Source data
______

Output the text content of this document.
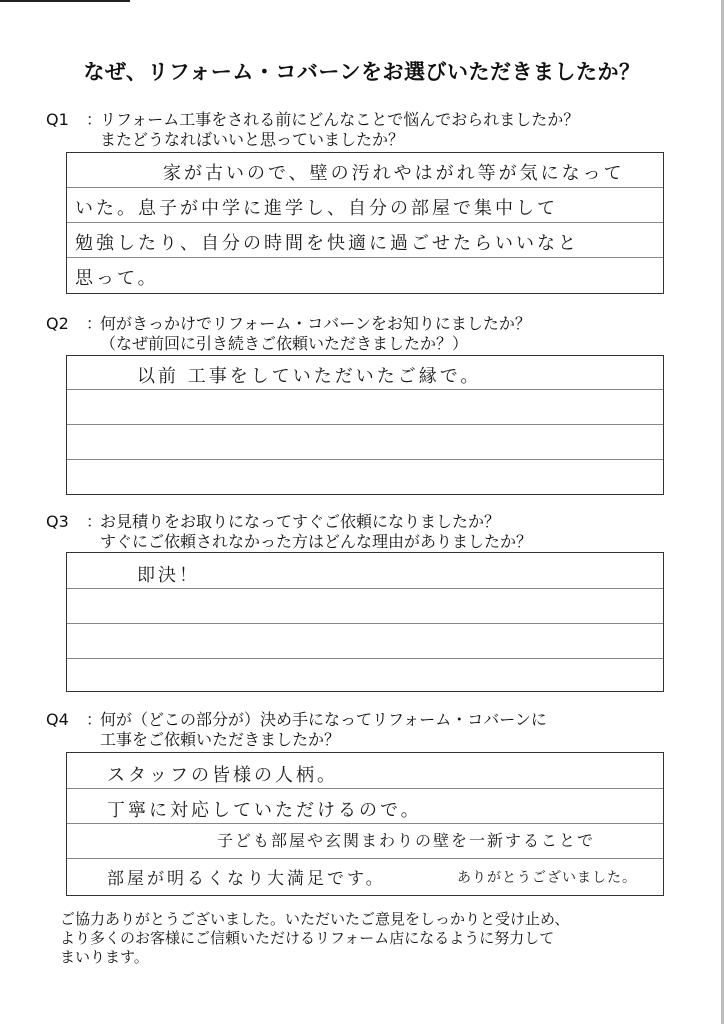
なぜ、リフォーム・コバーンをお選びいただきましたか？
Q1 ：リフォーム工事をされる前にどんなことで悩んでおられましたか？
またどうなればいいと思っていましたか？
家が古いので、壁の汚れやはがれ等が気になって
いた。息子が中学に進学し、自分の部屋で集中して
勉強したり、自分の時間を快適に過ごせたらいいなと
思って。
Q2 ：何がきっかけでリフォーム・コバーンをお知りにましたか？
（なぜ前回に引き続きご依頼いただきましたか？）
以前 工事をしていただいたご縁で。
Q3 ：お見積りをお取りになってすぐご依頼になりましたか？
すぐにご依頼されなかった方はどんな理由がありましたか？
即決！
Q4 ：何が（どこの部分が）決め手になってリフォーム・コバーンに
工事をご依頼いただきましたか？
スタッフの皆様の人柄。
丁寧に対応していただけるので。
子ども部屋や玄関まわりの壁を一新することで
部屋が明るくなり大満足です。	ありがとうございました。
ご協力ありがとうございました。いただいたご意見をしっかりと受け止め、
より多くのお客様にご信頼いただけるリフォーム店になるように努力して
まいります。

______

OBJECTIVE
Copy all the lines of data exactly as they appear, dropping any images.

FULL OUTPUT
Output the text content of this document.
なぜ、リフォーム・コバーンをお選びいただきましたか？
Q1 ：リフォーム工事をされる前にどんなことで悩んでおられましたか？
またどうなればいいと思っていましたか？
家が古いので、壁の汚れやはがれ等が気になって
いた。息子が中学に進学し、自分の部屋で集中して
勉強したり、自分の時間を快適に過ごせたらいいなと
思って。
Q2 ：何がきっかけでリフォーム・コバーンをお知りにましたか？
（なぜ前回に引き続きご依頼いただきましたか？）
以前 工事をしていただいたご縁で。
Q3 ：お見積りをお取りになってすぐご依頼になりましたか？
すぐにご依頼されなかった方はどんな理由がありましたか？
即決！
Q4 ：何が（どこの部分が）決め手になってリフォーム・コバーンに
工事をご依頼いただきましたか？
スタッフの皆様の人柄。
丁寧に対応していただけるので。
子ども部屋や玄関まわりの壁を一新することで
部屋が明るくなり大満足です。	ありがとうございました。
ご協力ありがとうございました。いただいたご意見をしっかりと受け止め、
より多くのお客様にご信頼いただけるリフォーム店になるように努力して
まいります。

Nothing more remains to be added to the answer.